| What you will do |
Rewrite each line of the material below as an item in a numbered list, omitting blank lines and any pictures.

+++ Records supplied +++

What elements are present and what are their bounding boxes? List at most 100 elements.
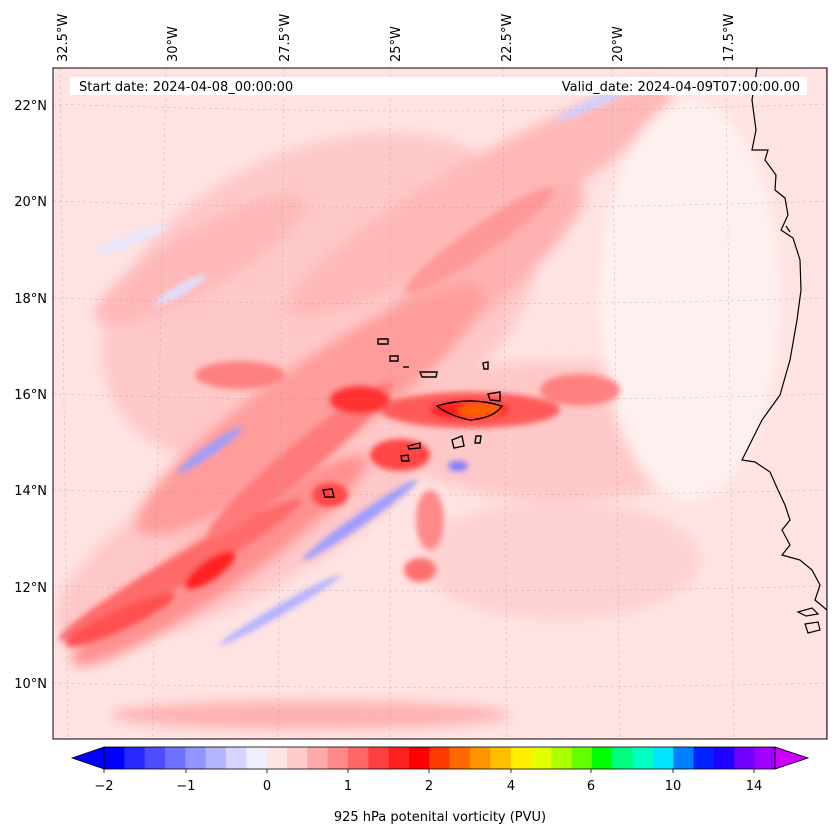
map-area [53, 68, 827, 739]
colorbar-segment [510, 747, 532, 769]
pv-band [312, 483, 348, 507]
colorbar-segment [632, 747, 654, 769]
header-banner: Start date: 2024-04-08_00:00:00 Valid_da… [70, 77, 807, 95]
longitude-labels: 32.5°W 30°W 27.5°W 25°W 22.5°W 20°W 17.5… [56, 14, 737, 62]
pv-negative-streak [92, 225, 168, 255]
island-outline [407, 442, 421, 450]
colorbar-tick-label: −2 [94, 779, 113, 794]
pv-negative-streak [448, 461, 468, 471]
colorbar-segment [165, 747, 186, 769]
pv-band [370, 439, 430, 471]
lat-label: 20°N [14, 195, 47, 210]
pv-region [600, 100, 780, 500]
pv-negative-streaks [92, 78, 646, 646]
colorbar-segment [612, 747, 634, 769]
colorbar-tick-label: 10 [665, 779, 682, 794]
colorbar-segment [185, 747, 207, 769]
valid-date-label: Valid_date: 2024-04-09T07:00:00.00 [562, 80, 800, 95]
colorbar-segment [124, 747, 146, 769]
colorbar-segment [246, 747, 268, 769]
pv-negative-streak [302, 479, 418, 561]
pv-contour-layer-strong [58, 187, 620, 647]
pv-region [110, 701, 510, 729]
graticule [53, 68, 827, 739]
colorbar-segment [490, 747, 512, 769]
pv-band [404, 558, 436, 582]
colorbar-segment [714, 747, 735, 769]
colorbar-segment [592, 747, 613, 769]
colorbar-segment [266, 747, 288, 769]
pv-band [207, 381, 393, 539]
colorbar-segment [409, 747, 430, 769]
lat-label: 22°N [14, 99, 47, 114]
colorbar-tick-label: 6 [587, 779, 595, 794]
lon-label: 27.5°W [278, 14, 293, 62]
colorbar-segment [307, 747, 329, 769]
colorbar-segment [144, 747, 166, 769]
lon-label: 17.5°W [722, 14, 737, 62]
colorbar-segment [368, 747, 390, 769]
pv-band [330, 386, 390, 414]
pv-band [58, 498, 302, 642]
pv-band [65, 593, 175, 647]
latitude-labels: 22°N 20°N 18°N 16°N 14°N 12°N 10°N [14, 99, 47, 692]
lat-label: 16°N [14, 388, 47, 403]
island-outline [418, 371, 438, 378]
island-outline [400, 454, 410, 462]
lon-label: 22.5°W [500, 14, 515, 62]
island-outline [474, 435, 482, 444]
lat-label: 12°N [14, 581, 47, 596]
colorbar-tick-labels: −2 −1 0 1 2 4 6 10 14 [94, 779, 762, 794]
colorbar-tick-label: 0 [263, 779, 271, 794]
lat-label: 14°N [14, 484, 47, 499]
lon-label: 20°W [611, 26, 626, 62]
colorbar-ticks [103, 769, 755, 773]
lat-label: 18°N [14, 292, 47, 307]
island-outline [389, 355, 399, 362]
island-outline [322, 488, 335, 498]
colorbar-segment [653, 747, 674, 769]
pv-negative-streak [153, 274, 207, 306]
colorbar-segment [205, 747, 227, 769]
colorbar-over-arrow [774, 746, 810, 770]
lat-label: 10°N [14, 677, 47, 692]
colorbar-segment [429, 747, 451, 769]
island-outline [487, 391, 501, 402]
pv-band [184, 550, 236, 590]
island-outline [451, 435, 465, 449]
colorbar-tick-label: 1 [344, 779, 352, 794]
colorbar-segment [226, 747, 247, 769]
lon-label: 32.5°W [56, 14, 71, 62]
pv-region [94, 194, 305, 326]
colorbar-segment [571, 747, 593, 769]
island-outline [482, 361, 489, 370]
pv-band [405, 187, 555, 293]
colorbar-segment [734, 747, 756, 769]
colorbar-segment [754, 747, 776, 769]
colorbar-segment [531, 747, 552, 769]
lon-label: 25°W [389, 26, 404, 62]
colorbar-tick-label: 14 [746, 779, 763, 794]
colorbar-label: 925 hPa potenital vorticity (PVU) [334, 810, 546, 825]
colorbar-segment [470, 747, 491, 769]
colorbar-segment [449, 747, 471, 769]
pv-region [420, 500, 700, 620]
colorbar-segment [104, 747, 125, 769]
pv-region [288, 84, 672, 316]
pv-negative-streak [177, 426, 243, 474]
colorbar-tick-label: −1 [176, 779, 195, 794]
island-outline [435, 400, 504, 421]
pv-band [195, 361, 285, 389]
colorbar-segment [327, 747, 349, 769]
pv-band [458, 403, 502, 417]
colorbar: −2 −1 0 1 2 4 6 10 14 925 hPa potenital … [70, 746, 810, 825]
colorbar-segments [104, 747, 776, 769]
colorbar-under-arrow [70, 746, 105, 770]
africa-coastline [741, 68, 827, 739]
coastlines [322, 338, 504, 498]
pv-region [136, 284, 484, 536]
colorbar-segment [551, 747, 573, 769]
start-date-label: Start date: 2024-04-08_00:00:00 [79, 80, 293, 95]
pv-negative-streak [219, 574, 341, 646]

+++

| Solved problem |
1. What elements are present and what are their bounding boxes? List at most 100 elements.
2. map-area [53, 68, 827, 739]
3. colorbar-segment [510, 747, 532, 769]
4. pv-band [312, 483, 348, 507]
5. colorbar-segment [632, 747, 654, 769]
6. header-banner: Start date: 2024-04-08_00:00:00 Valid_da… [70, 77, 807, 95]
7. longitude-labels: 32.5°W 30°W 27.5°W 25°W 22.5°W 20°W 17.5… [56, 14, 737, 62]
8. pv-negative-streak [92, 225, 168, 255]
9. island-outline [407, 442, 421, 450]
10. colorbar-tick-label: −2 [94, 779, 113, 794]
11. pv-negative-streak [448, 461, 468, 471]
12. colorbar-segment [165, 747, 186, 769]
13. pv-band [370, 439, 430, 471]
14. lat-label: 20°N [14, 195, 47, 210]
15. pv-region [600, 100, 780, 500]
16. pv-negative-streaks [92, 78, 646, 646]
17. colorbar-segment [612, 747, 634, 769]
18. colorbar-tick-label: 10 [665, 779, 682, 794]
19. colorbar-segment [185, 747, 207, 769]
20. valid-date-label: Valid_date: 2024-04-09T07:00:00.00 [562, 80, 800, 95]
21. colorbar-segment [124, 747, 146, 769]
22. colorbar-segment [246, 747, 268, 769]
23. pv-negative-streak [302, 479, 418, 561]
24. pv-contour-layer-strong [58, 187, 620, 647]
25. pv-region [110, 701, 510, 729]
26. graticule [53, 68, 827, 739]
27. colorbar-segment [490, 747, 512, 769]
28. pv-band [404, 558, 436, 582]
29. colorbar-segment [714, 747, 735, 769]
30. colorbar-segment [592, 747, 613, 769]
31. colorbar-segment [266, 747, 288, 769]
32. pv-band [207, 381, 393, 539]
33. colorbar-segment [409, 747, 430, 769]
34. lat-label: 22°N [14, 99, 47, 114]
35. colorbar-tick-label: 6 [587, 779, 595, 794]
36. lon-label: 27.5°W [278, 14, 293, 62]
37. colorbar-segment [307, 747, 329, 769]
38. colorbar-segment [144, 747, 166, 769]
39. lon-label: 17.5°W [722, 14, 737, 62]
40. colorbar-segment [368, 747, 390, 769]
41. pv-band [330, 386, 390, 414]
42. pv-band [58, 498, 302, 642]
43. pv-band [65, 593, 175, 647]
44. latitude-labels: 22°N 20°N 18°N 16°N 14°N 12°N 10°N [14, 99, 47, 692]
45. lat-label: 16°N [14, 388, 47, 403]
46. island-outline [418, 371, 438, 378]
47. island-outline [400, 454, 410, 462]
48. lon-label: 22.5°W [500, 14, 515, 62]
49. island-outline [474, 435, 482, 444]
50. lat-label: 12°N [14, 581, 47, 596]
51. colorbar-tick-labels: −2 −1 0 1 2 4 6 10 14 [94, 779, 762, 794]
52. colorbar-tick-label: 0 [263, 779, 271, 794]
53. lat-label: 14°N [14, 484, 47, 499]
54. lon-label: 20°W [611, 26, 626, 62]
55. colorbar-ticks [103, 769, 755, 773]
56. lat-label: 18°N [14, 292, 47, 307]
57. island-outline [389, 355, 399, 362]
58. island-outline [322, 488, 335, 498]
59. colorbar-segment [653, 747, 674, 769]
60. pv-negative-streak [153, 274, 207, 306]
61. colorbar-segment [205, 747, 227, 769]
62. colorbar-over-arrow [774, 746, 810, 770]
63. lat-label: 10°N [14, 677, 47, 692]
64. colorbar-segment [429, 747, 451, 769]
65. island-outline [487, 391, 501, 402]
66. pv-band [184, 550, 236, 590]
67. island-outline [451, 435, 465, 449]
68. colorbar-tick-label: 1 [344, 779, 352, 794]
69. colorbar-segment [226, 747, 247, 769]
70. lon-label: 32.5°W [56, 14, 71, 62]
71. pv-region [94, 194, 305, 326]
72. colorbar-segment [571, 747, 593, 769]
73. island-outline [482, 361, 489, 370]
74. pv-band [405, 187, 555, 293]
75. colorbar-segment [734, 747, 756, 769]
76. colorbar-segment [754, 747, 776, 769]
77. colorbar-segment [531, 747, 552, 769]
78. lon-label: 25°W [389, 26, 404, 62]
79. colorbar-tick-label: 14 [746, 779, 763, 794]
80. colorbar-label: 925 hPa potenital vorticity (PVU) [334, 810, 546, 825]
81. colorbar-segment [470, 747, 491, 769]
82. colorbar-segment [449, 747, 471, 769]
83. pv-region [420, 500, 700, 620]
84. colorbar-segment [104, 747, 125, 769]
85. pv-region [288, 84, 672, 316]
86. pv-negative-streak [177, 426, 243, 474]
87. colorbar-tick-label: −1 [176, 779, 195, 794]
88. island-outline [435, 400, 504, 421]
89. pv-band [195, 361, 285, 389]
90. colorbar-segment [327, 747, 349, 769]
91. pv-band [458, 403, 502, 417]
92. colorbar: −2 −1 0 1 2 4 6 10 14 925 hPa potenital … [70, 746, 810, 825]
93. colorbar-segments [104, 747, 776, 769]
94. colorbar-under-arrow [70, 746, 105, 770]
95. africa-coastline [741, 68, 827, 739]
96. coastlines [322, 338, 504, 498]
97. pv-region [136, 284, 484, 536]
98. colorbar-segment [551, 747, 573, 769]
99. start-date-label: Start date: 2024-04-08_00:00:00 [79, 80, 293, 95]
100. pv-negative-streak [219, 574, 341, 646]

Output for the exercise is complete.